Directive: Every line holding the string "which" should be gathered.

= = =

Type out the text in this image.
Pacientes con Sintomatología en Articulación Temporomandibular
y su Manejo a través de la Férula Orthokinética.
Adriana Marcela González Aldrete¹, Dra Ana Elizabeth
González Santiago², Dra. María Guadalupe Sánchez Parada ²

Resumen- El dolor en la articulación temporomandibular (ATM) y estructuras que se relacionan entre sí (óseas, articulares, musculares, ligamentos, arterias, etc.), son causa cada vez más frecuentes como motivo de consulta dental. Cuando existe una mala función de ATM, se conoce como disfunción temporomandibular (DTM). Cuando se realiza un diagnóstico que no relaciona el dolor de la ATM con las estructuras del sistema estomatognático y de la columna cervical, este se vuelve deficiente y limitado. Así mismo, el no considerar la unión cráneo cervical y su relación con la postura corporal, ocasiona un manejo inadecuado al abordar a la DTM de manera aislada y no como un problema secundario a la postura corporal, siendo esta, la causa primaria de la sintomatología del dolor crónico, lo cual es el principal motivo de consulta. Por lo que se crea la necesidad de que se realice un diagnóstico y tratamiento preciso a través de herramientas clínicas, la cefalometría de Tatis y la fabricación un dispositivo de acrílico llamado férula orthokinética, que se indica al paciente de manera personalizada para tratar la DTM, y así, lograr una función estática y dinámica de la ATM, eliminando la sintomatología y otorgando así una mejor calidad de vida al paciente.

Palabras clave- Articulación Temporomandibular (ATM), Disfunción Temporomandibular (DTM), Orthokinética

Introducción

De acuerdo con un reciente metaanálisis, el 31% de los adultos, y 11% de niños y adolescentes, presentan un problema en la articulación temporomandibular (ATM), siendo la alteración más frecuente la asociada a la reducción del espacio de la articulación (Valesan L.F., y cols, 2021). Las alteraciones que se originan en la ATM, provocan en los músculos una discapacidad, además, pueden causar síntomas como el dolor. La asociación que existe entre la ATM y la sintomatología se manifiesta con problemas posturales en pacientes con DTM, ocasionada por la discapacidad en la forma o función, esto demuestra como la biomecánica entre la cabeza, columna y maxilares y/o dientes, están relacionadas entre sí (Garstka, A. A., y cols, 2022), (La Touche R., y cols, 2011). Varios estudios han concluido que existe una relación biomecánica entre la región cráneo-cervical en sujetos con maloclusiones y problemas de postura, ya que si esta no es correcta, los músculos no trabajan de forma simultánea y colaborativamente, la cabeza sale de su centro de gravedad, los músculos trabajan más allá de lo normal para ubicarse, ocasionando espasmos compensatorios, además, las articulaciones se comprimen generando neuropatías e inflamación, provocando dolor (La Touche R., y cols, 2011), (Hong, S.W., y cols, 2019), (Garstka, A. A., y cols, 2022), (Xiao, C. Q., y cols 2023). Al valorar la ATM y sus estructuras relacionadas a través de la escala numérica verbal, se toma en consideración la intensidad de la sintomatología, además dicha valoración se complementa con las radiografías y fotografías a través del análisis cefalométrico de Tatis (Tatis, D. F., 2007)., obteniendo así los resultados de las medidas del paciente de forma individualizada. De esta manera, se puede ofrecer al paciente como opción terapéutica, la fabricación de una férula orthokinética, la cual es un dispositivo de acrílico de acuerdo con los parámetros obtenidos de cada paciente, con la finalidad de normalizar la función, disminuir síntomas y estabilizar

= = =

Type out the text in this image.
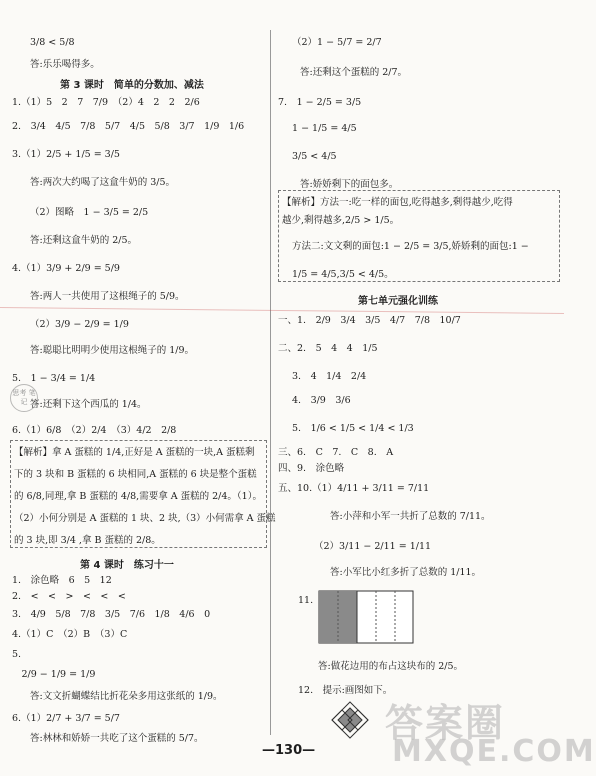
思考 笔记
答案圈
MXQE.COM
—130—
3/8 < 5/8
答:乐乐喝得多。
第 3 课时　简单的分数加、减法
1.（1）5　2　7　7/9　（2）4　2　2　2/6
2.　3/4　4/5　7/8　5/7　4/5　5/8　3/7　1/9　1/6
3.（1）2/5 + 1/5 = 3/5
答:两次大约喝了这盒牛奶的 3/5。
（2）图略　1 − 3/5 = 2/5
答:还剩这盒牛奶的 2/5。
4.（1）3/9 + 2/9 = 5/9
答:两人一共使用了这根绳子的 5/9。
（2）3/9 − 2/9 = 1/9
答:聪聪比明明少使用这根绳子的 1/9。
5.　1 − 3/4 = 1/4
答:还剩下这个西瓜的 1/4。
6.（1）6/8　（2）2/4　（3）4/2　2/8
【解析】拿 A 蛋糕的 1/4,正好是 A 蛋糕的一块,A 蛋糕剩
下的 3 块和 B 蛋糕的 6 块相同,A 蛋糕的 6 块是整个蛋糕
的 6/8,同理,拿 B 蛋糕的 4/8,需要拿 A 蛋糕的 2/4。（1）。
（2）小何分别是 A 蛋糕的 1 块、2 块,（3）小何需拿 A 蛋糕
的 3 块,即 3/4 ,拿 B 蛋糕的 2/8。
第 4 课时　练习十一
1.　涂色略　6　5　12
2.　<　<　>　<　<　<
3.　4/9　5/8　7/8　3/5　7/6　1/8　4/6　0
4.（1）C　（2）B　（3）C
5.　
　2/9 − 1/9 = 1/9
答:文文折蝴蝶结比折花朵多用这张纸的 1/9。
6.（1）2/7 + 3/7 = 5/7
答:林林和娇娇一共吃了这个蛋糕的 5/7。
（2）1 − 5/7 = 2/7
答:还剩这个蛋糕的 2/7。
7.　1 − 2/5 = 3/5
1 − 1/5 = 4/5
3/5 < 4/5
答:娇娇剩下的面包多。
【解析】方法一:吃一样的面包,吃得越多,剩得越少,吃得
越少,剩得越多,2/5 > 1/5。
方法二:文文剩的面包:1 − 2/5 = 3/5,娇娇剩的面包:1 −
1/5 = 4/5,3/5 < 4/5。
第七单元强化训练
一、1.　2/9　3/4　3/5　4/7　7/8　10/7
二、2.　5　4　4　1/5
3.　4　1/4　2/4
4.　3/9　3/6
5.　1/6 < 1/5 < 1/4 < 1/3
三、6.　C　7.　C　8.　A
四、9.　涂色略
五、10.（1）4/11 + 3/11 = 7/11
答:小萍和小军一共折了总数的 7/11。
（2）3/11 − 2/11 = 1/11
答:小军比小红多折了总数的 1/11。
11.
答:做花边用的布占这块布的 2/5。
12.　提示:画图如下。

= = =

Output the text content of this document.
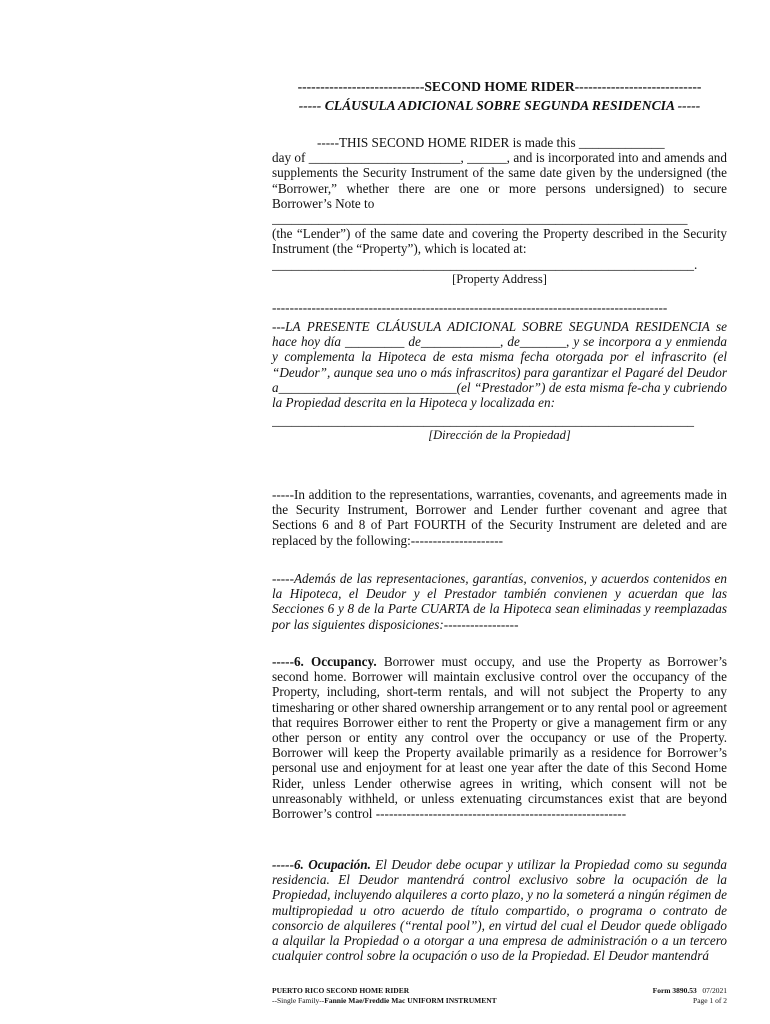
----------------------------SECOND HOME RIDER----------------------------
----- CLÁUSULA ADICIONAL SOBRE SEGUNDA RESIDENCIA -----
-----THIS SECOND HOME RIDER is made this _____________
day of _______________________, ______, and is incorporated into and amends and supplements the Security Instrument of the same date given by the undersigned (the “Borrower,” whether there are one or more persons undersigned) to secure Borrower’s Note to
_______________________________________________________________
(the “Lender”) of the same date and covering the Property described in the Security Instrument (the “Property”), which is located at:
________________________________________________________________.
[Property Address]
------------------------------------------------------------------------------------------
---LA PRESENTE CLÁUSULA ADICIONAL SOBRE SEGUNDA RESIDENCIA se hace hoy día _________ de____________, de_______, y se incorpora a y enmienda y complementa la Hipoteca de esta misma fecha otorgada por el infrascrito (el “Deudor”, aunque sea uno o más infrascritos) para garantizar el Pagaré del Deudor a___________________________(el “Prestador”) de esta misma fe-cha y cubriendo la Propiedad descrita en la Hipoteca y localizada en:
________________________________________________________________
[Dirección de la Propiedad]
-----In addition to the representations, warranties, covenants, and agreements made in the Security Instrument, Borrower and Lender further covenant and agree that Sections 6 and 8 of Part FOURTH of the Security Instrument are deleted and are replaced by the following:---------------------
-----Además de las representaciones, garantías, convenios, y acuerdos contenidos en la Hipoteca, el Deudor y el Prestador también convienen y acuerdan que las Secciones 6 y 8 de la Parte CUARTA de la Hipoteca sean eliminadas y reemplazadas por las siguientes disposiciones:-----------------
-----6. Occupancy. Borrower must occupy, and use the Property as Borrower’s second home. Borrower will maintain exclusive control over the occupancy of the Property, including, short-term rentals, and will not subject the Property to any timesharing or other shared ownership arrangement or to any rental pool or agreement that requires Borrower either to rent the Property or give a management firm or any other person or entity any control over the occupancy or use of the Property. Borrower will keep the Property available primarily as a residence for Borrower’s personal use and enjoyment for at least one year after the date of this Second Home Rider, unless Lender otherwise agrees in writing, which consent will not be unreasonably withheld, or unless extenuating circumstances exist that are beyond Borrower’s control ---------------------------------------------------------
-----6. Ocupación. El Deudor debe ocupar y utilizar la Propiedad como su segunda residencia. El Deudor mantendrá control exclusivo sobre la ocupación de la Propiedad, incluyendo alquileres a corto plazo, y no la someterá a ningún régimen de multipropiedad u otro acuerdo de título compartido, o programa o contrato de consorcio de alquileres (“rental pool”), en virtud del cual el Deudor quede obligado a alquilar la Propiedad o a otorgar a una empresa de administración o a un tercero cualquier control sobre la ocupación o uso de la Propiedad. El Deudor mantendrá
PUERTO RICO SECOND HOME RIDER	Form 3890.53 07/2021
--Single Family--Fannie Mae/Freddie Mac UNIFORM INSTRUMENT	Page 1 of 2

= = =

Exercise solution:
(the “Lender”) of the same date and covering the Property described in the Security Instrument (the “Property”), which is located at:
-----6. Occupancy. Borrower must occupy, and use the Property as Borrower’s second home. Borrower will maintain exclusive control over the occupancy of the Property, including, short-term rentals, and will not subject the Property to any timesharing or other shared ownership arrangement or to any rental pool or agreement that requires Borrower either to rent the Property or give a management firm or any other person or entity any control over the occupancy or use of the Property. Borrower will keep the Property available primarily as a residence for Borrower’s personal use and enjoyment for at least one year after the date of this Second Home Rider, unless Lender otherwise agrees in writing, which consent will not be unreasonably withheld, or unless extenuating circumstances exist that are beyond Borrower’s control ---------------------------------------------------------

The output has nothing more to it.